What needs to be done: Copy all the data exactly, except the pictures.

Material provided:
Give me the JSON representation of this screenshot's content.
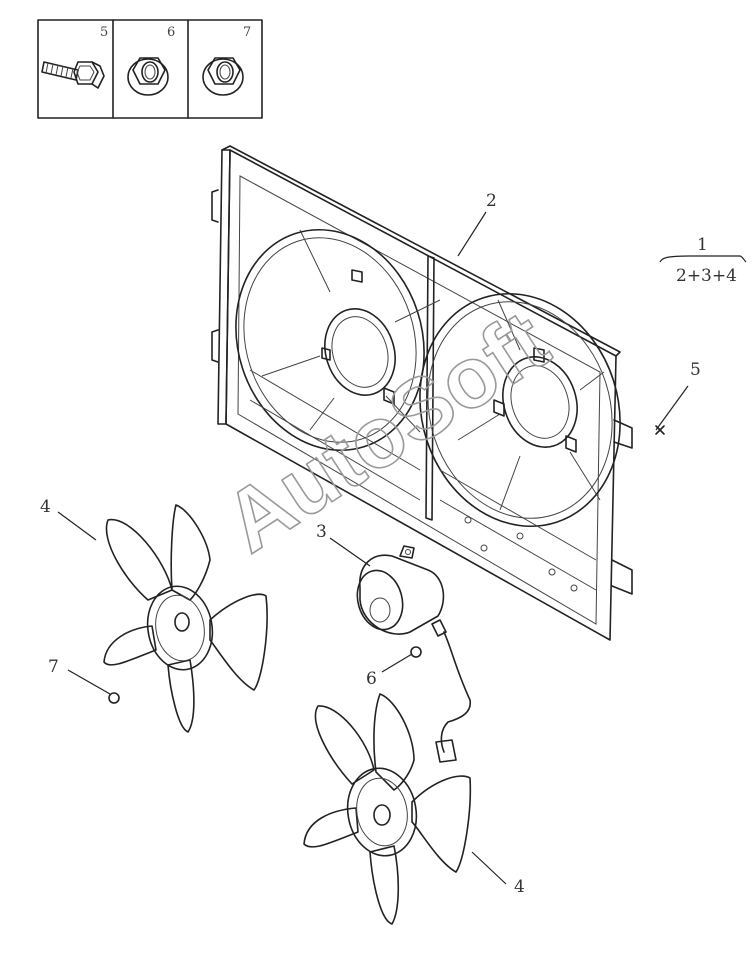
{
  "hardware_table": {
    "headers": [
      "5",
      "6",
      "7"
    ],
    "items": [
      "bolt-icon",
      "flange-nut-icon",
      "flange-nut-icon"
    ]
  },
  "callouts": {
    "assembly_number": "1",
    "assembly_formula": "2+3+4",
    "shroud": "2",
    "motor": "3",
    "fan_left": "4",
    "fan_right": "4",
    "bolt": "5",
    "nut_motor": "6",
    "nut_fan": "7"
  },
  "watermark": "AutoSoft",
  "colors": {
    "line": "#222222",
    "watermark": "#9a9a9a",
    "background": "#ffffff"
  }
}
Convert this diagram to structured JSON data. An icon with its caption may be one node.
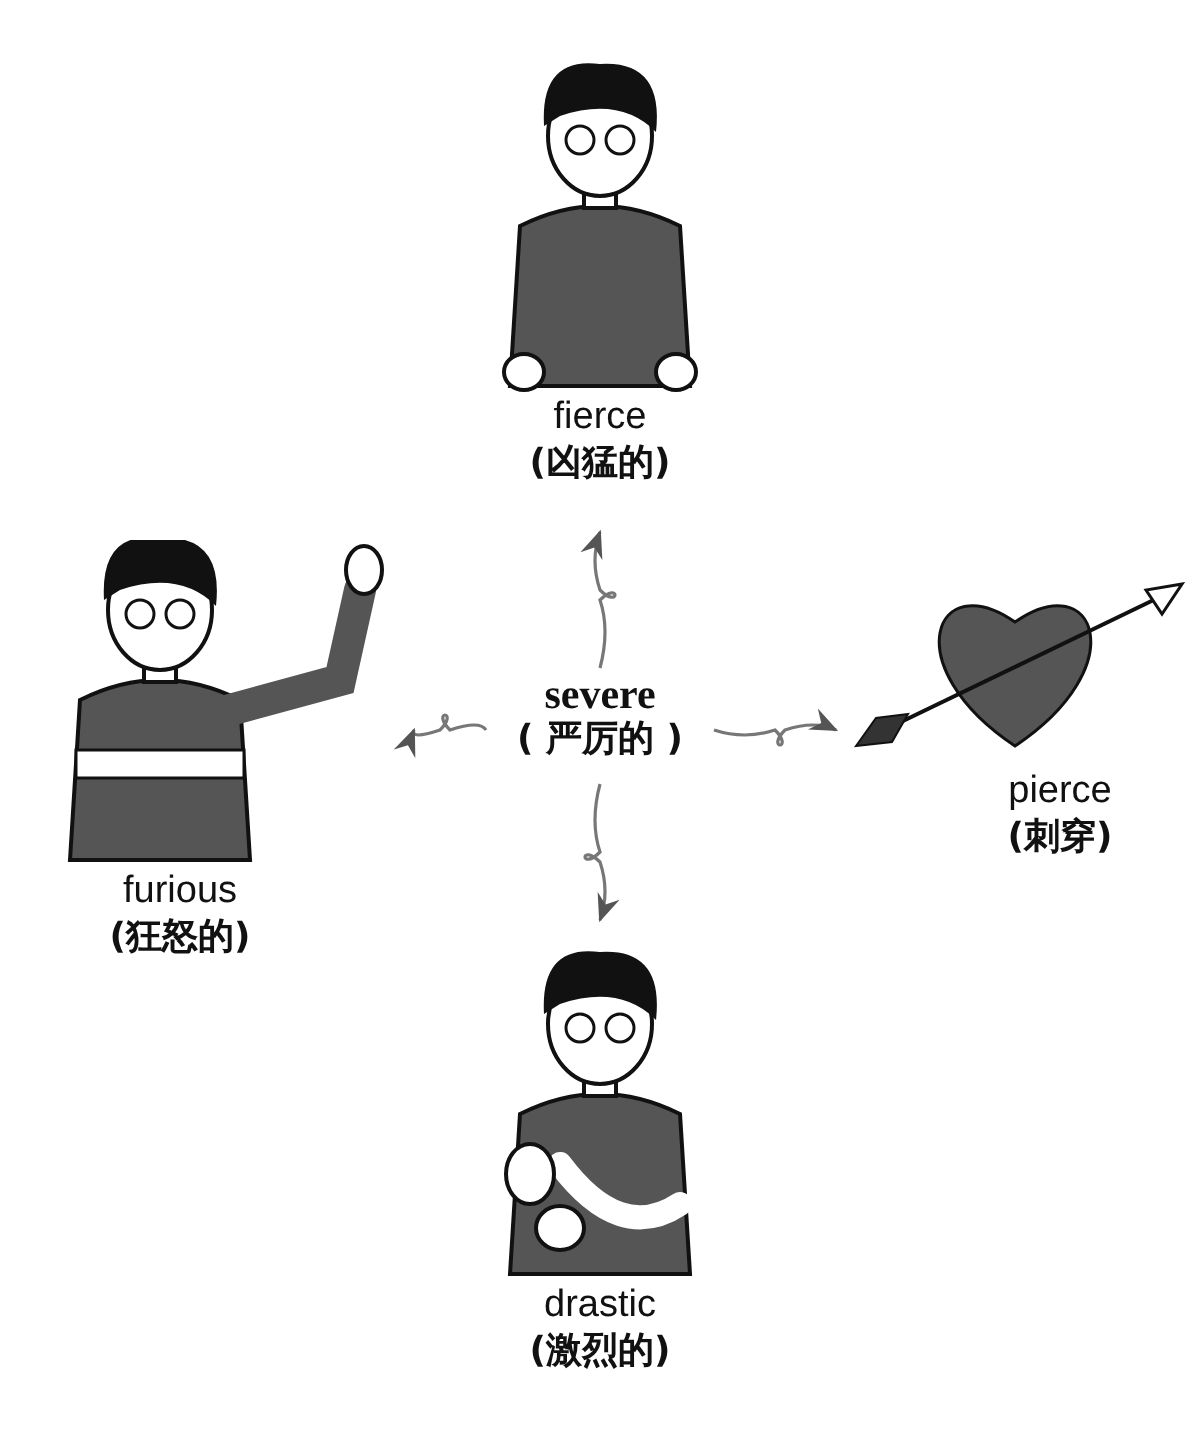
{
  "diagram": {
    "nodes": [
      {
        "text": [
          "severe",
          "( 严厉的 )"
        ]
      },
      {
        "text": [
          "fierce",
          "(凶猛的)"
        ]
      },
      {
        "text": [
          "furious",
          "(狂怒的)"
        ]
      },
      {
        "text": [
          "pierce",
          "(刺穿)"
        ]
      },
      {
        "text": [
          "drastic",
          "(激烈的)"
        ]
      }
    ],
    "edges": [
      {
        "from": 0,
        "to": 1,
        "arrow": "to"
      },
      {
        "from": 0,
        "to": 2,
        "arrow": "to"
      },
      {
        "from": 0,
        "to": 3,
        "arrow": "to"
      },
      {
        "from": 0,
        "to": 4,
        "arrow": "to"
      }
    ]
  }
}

Solution:
Give me the JSON representation of this screenshot's content.
{
  "hardware_table": {
    "headers": [
      "5",
      "6",
      "7"
    ],
    "items": [
      "bolt-icon",
      "flange-nut-icon",
      "flange-nut-icon"
    ]
  },
  "callouts": {
    "assembly_number": "1",
    "assembly_formula": "2+3+4",
    "shroud": "2",
    "motor": "3",
    "fan_left": "4",
    "fan_right": "4",
    "bolt": "5",
    "nut_motor": "6",
    "nut_fan": "7"
  },
  "watermark": "AutoSoft",
  "colors": {
    "line": "#222222",
    "watermark": "#9a9a9a",
    "background": "#ffffff"
  }
}
Convert this diagram to structured JSON data. An icon with its caption may be one node.
{
  "diagram": {
    "nodes": [
      {
        "text": [
          "severe",
          "( 严厉的 )"
        ]
      },
      {
        "text": [
          "fierce",
          "(凶猛的)"
        ]
      },
      {
        "text": [
          "furious",
          "(狂怒的)"
        ]
      },
      {
        "text": [
          "pierce",
          "(刺穿)"
        ]
      },
      {
        "text": [
          "drastic",
          "(激烈的)"
        ]
      }
    ],
    "edges": [
      {
        "from": 0,
        "to": 1,
        "arrow": "to"
      },
      {
        "from": 0,
        "to": 2,
        "arrow": "to"
      },
      {
        "from": 0,
        "to": 3,
        "arrow": "to"
      },
      {
        "from": 0,
        "to": 4,
        "arrow": "to"
      }
    ]
  }
}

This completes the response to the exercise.